Collected data entries:
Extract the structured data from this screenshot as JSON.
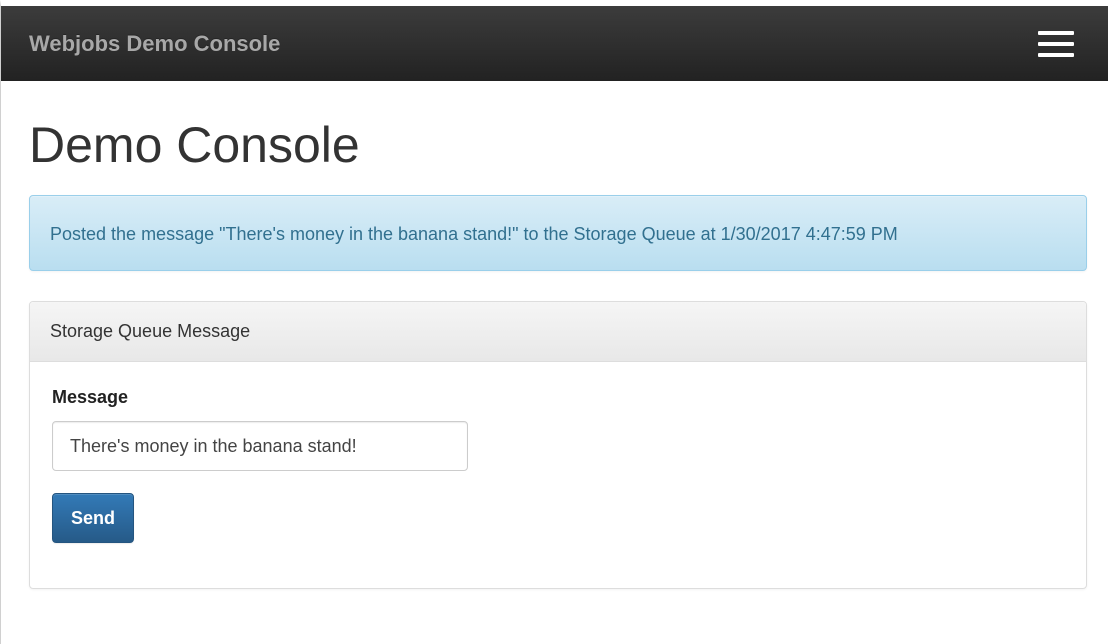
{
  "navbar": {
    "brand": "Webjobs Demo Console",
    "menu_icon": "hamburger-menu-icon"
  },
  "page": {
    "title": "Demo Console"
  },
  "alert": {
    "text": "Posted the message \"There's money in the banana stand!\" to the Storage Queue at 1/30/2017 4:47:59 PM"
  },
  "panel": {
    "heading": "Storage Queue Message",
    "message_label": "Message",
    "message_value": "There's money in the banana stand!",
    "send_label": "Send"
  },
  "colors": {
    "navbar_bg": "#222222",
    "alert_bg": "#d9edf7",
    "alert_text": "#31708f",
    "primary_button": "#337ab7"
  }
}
==
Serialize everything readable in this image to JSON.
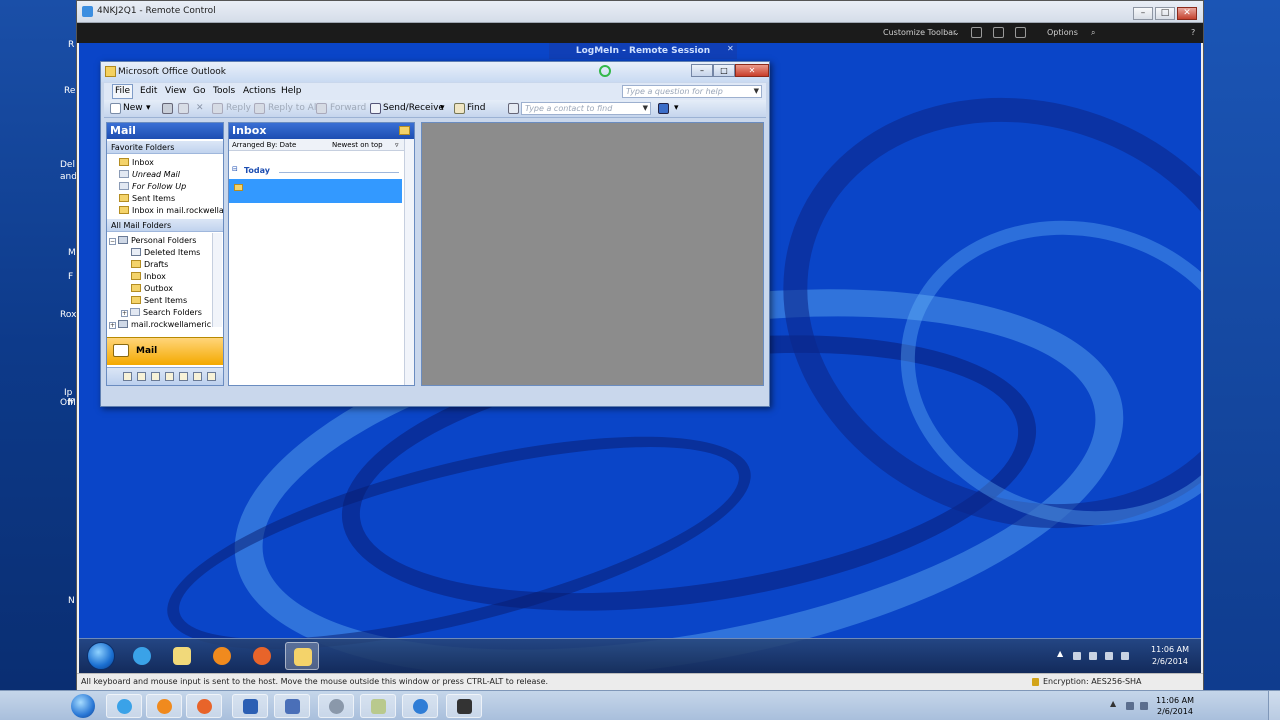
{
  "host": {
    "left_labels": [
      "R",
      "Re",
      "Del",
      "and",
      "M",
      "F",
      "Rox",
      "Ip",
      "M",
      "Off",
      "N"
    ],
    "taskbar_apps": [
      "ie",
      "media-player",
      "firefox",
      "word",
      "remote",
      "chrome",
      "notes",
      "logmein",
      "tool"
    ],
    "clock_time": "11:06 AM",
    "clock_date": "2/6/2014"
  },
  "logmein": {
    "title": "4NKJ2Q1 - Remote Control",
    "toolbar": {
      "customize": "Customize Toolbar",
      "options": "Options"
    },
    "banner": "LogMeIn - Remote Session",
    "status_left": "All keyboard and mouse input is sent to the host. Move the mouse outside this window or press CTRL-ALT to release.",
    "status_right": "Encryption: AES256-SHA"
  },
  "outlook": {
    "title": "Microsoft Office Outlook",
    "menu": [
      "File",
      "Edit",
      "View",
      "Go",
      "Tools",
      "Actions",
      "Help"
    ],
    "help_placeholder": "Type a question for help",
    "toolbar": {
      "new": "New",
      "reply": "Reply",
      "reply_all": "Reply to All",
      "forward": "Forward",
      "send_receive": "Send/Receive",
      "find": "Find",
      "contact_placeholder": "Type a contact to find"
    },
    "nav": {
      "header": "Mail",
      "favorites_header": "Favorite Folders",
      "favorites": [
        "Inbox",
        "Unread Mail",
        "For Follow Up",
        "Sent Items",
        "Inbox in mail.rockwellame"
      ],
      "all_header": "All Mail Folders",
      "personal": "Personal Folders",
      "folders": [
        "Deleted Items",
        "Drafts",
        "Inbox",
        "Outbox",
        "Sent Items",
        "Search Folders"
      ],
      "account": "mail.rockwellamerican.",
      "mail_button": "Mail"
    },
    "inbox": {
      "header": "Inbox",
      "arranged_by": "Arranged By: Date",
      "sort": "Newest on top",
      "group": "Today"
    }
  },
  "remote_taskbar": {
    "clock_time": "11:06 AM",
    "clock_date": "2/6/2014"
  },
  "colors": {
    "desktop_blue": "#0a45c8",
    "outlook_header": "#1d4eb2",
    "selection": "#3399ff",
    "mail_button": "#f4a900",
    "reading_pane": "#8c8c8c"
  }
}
==
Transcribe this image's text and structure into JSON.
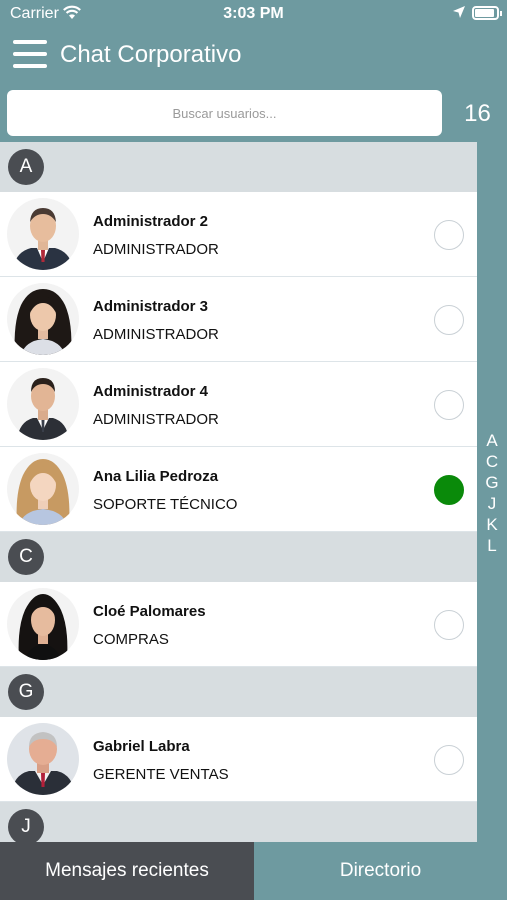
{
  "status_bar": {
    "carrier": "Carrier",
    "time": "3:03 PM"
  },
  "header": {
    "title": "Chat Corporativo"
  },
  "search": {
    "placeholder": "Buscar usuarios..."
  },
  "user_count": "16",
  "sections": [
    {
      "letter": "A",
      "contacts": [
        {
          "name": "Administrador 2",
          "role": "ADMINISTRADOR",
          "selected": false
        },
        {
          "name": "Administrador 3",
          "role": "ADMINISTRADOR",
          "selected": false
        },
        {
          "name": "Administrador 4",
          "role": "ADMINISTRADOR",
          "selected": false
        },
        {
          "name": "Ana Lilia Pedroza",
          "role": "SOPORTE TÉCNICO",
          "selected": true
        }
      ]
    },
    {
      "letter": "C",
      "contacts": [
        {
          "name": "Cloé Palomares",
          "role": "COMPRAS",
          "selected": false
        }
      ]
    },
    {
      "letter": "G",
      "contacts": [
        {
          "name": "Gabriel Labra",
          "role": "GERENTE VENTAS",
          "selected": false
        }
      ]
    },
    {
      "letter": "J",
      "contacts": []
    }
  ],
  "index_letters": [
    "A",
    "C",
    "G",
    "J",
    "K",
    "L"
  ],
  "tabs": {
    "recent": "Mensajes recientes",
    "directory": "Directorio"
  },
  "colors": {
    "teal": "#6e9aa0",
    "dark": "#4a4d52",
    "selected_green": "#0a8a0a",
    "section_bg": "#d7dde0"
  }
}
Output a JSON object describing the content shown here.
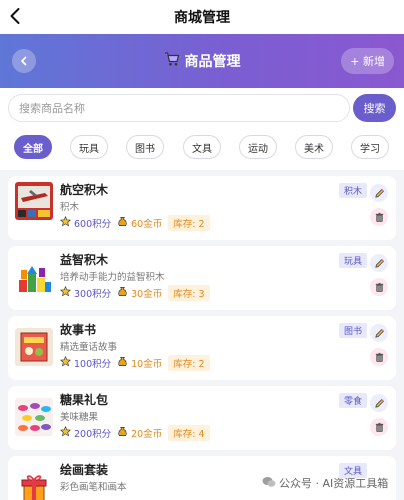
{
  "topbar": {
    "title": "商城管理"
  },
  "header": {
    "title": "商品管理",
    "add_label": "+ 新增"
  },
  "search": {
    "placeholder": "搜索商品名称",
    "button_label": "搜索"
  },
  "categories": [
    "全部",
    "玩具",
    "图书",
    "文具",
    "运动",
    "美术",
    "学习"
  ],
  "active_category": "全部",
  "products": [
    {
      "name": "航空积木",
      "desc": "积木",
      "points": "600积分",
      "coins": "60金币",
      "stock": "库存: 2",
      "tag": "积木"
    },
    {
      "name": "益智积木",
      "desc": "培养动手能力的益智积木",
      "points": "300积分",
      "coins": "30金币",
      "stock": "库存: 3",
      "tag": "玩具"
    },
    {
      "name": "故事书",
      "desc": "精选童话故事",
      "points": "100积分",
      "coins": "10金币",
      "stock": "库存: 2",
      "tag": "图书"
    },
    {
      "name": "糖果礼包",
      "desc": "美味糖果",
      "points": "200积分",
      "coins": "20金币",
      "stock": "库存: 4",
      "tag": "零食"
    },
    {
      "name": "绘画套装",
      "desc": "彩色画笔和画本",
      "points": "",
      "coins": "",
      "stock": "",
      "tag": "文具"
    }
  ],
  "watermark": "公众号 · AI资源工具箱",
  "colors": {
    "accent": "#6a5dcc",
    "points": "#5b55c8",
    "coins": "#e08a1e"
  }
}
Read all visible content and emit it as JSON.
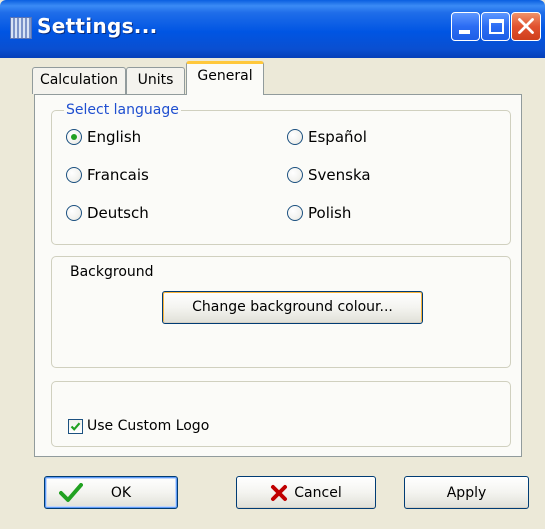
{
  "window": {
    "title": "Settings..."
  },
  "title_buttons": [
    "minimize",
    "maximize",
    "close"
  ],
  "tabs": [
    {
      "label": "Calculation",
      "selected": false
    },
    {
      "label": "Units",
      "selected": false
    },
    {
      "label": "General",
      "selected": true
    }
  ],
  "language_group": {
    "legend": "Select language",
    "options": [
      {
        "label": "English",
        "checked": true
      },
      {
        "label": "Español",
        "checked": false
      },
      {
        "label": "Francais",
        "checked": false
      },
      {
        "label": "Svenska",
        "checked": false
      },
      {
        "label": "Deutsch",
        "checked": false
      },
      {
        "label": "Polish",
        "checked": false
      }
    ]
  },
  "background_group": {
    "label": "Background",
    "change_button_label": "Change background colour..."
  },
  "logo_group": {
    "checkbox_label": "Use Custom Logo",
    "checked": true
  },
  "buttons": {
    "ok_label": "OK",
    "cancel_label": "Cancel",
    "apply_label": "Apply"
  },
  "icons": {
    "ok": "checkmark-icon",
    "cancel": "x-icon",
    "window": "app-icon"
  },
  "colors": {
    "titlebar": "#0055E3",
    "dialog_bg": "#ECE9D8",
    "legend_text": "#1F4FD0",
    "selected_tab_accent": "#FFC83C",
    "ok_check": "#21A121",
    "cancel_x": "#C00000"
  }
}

PROBLEM DETAILS:
Scan the records for the string "find". Copy each line in which it appears.

SOLVED PROBLEM:
      "find": "Find",
      "contact_placeholder": "Type a contact to find"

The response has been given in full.